**Task objective**
Pull out every line from the listing that has the word "altitude".

_ _ _ _ _ _ _

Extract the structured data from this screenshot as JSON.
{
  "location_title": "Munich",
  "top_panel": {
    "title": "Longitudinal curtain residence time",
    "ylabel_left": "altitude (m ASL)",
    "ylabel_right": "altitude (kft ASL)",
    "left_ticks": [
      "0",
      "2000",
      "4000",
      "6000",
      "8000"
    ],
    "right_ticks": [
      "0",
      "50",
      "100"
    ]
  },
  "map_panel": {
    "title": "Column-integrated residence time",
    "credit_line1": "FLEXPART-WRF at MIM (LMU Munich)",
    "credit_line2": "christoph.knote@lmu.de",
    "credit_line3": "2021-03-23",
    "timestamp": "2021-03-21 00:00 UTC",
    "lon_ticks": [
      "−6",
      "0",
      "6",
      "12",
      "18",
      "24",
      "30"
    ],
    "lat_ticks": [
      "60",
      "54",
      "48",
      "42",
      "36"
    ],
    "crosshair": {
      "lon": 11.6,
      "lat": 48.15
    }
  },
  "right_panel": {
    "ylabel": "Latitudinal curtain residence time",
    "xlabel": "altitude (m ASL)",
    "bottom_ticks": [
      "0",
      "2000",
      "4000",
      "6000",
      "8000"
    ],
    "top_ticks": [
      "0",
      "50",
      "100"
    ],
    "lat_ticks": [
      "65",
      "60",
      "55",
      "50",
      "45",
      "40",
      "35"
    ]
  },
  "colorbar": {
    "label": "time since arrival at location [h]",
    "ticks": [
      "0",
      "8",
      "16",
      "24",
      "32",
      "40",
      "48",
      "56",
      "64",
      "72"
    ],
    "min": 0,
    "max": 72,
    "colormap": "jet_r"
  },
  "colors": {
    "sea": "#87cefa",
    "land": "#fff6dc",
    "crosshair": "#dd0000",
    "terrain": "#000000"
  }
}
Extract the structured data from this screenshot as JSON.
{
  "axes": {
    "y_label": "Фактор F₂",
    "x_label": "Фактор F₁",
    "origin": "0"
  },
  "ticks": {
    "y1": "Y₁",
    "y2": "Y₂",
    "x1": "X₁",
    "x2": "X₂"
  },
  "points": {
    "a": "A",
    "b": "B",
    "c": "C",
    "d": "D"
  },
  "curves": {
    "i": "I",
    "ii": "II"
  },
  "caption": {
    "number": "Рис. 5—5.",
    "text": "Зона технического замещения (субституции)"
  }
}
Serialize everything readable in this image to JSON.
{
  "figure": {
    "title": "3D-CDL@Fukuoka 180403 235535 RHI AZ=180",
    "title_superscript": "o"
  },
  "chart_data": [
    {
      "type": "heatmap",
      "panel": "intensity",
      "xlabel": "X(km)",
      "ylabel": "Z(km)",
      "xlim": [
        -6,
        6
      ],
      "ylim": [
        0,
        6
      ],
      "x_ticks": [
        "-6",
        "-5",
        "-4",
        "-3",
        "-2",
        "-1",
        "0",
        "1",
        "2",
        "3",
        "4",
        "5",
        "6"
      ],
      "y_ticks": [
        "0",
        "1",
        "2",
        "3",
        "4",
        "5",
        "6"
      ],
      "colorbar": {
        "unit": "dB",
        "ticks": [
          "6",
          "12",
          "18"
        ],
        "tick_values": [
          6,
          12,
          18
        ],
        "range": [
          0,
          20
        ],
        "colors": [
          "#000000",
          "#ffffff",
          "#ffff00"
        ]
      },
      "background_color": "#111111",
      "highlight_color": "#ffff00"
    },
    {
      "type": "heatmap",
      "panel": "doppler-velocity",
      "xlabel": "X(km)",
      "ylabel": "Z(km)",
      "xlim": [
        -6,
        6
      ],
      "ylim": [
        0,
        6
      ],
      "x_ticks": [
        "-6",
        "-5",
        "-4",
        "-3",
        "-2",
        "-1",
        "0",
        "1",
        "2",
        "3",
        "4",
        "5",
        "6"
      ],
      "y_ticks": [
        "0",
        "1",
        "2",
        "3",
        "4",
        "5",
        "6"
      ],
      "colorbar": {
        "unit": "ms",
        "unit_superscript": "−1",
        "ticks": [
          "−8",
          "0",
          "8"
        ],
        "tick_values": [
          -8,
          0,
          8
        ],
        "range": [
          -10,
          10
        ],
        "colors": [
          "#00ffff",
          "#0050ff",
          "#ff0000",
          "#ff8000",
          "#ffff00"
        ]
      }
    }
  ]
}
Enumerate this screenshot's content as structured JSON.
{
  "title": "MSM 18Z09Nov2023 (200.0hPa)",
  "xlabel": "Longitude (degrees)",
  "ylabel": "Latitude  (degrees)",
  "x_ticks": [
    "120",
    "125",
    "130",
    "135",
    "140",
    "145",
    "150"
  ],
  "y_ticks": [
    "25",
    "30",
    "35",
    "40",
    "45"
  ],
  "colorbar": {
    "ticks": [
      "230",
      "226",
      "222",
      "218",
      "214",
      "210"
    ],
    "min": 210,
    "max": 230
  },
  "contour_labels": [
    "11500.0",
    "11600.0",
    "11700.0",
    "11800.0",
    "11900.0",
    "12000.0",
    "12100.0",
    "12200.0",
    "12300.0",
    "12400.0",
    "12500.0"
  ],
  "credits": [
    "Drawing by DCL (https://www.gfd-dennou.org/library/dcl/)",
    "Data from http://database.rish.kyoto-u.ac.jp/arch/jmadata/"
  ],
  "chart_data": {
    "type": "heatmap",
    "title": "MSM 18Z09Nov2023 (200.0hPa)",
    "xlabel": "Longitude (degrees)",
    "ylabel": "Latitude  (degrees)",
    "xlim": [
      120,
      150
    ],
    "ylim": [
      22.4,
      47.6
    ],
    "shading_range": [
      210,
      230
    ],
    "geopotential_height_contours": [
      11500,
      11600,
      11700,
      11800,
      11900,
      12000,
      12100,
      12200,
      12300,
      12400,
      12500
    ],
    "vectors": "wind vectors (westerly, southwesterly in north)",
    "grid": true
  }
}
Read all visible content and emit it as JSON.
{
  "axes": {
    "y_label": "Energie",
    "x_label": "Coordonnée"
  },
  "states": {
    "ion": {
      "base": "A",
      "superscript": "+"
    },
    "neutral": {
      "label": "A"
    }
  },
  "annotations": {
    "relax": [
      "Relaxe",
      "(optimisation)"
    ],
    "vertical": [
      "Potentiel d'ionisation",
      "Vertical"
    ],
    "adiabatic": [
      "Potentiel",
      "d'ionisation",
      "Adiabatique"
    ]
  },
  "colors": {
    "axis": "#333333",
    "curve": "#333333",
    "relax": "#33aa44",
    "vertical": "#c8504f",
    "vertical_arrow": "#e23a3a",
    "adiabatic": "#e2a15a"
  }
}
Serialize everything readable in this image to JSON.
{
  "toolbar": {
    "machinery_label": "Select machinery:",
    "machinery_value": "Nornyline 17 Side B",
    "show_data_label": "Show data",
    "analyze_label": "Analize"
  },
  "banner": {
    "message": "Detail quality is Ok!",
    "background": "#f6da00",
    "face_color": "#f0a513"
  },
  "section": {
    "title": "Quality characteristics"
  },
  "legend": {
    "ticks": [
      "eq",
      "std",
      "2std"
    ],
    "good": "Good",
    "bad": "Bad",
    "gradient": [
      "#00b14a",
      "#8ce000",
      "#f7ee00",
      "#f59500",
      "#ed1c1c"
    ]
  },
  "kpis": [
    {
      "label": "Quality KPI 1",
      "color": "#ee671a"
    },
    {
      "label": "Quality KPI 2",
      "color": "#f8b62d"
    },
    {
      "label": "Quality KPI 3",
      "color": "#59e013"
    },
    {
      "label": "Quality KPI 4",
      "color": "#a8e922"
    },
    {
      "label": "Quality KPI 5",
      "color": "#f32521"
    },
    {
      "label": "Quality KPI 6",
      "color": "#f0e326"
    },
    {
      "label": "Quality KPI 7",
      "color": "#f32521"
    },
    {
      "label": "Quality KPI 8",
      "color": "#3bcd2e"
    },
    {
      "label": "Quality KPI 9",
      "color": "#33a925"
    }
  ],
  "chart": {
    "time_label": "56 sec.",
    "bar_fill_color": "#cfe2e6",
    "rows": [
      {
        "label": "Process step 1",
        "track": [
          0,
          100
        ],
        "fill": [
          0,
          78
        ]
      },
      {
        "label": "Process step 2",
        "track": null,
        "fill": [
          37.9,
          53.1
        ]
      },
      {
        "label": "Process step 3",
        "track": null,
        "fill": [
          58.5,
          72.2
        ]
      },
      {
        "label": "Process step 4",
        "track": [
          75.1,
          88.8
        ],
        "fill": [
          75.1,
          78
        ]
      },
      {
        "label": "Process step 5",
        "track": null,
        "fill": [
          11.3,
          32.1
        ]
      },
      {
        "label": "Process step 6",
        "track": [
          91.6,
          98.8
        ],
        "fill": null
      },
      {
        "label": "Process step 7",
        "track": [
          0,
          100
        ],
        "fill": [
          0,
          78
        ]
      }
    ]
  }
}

_ _ _ _ _ _ _

**Completed task**
    "ylabel_left": "altitude (m ASL)",
    "ylabel_right": "altitude (kft ASL)",
    "xlabel": "altitude (m ASL)",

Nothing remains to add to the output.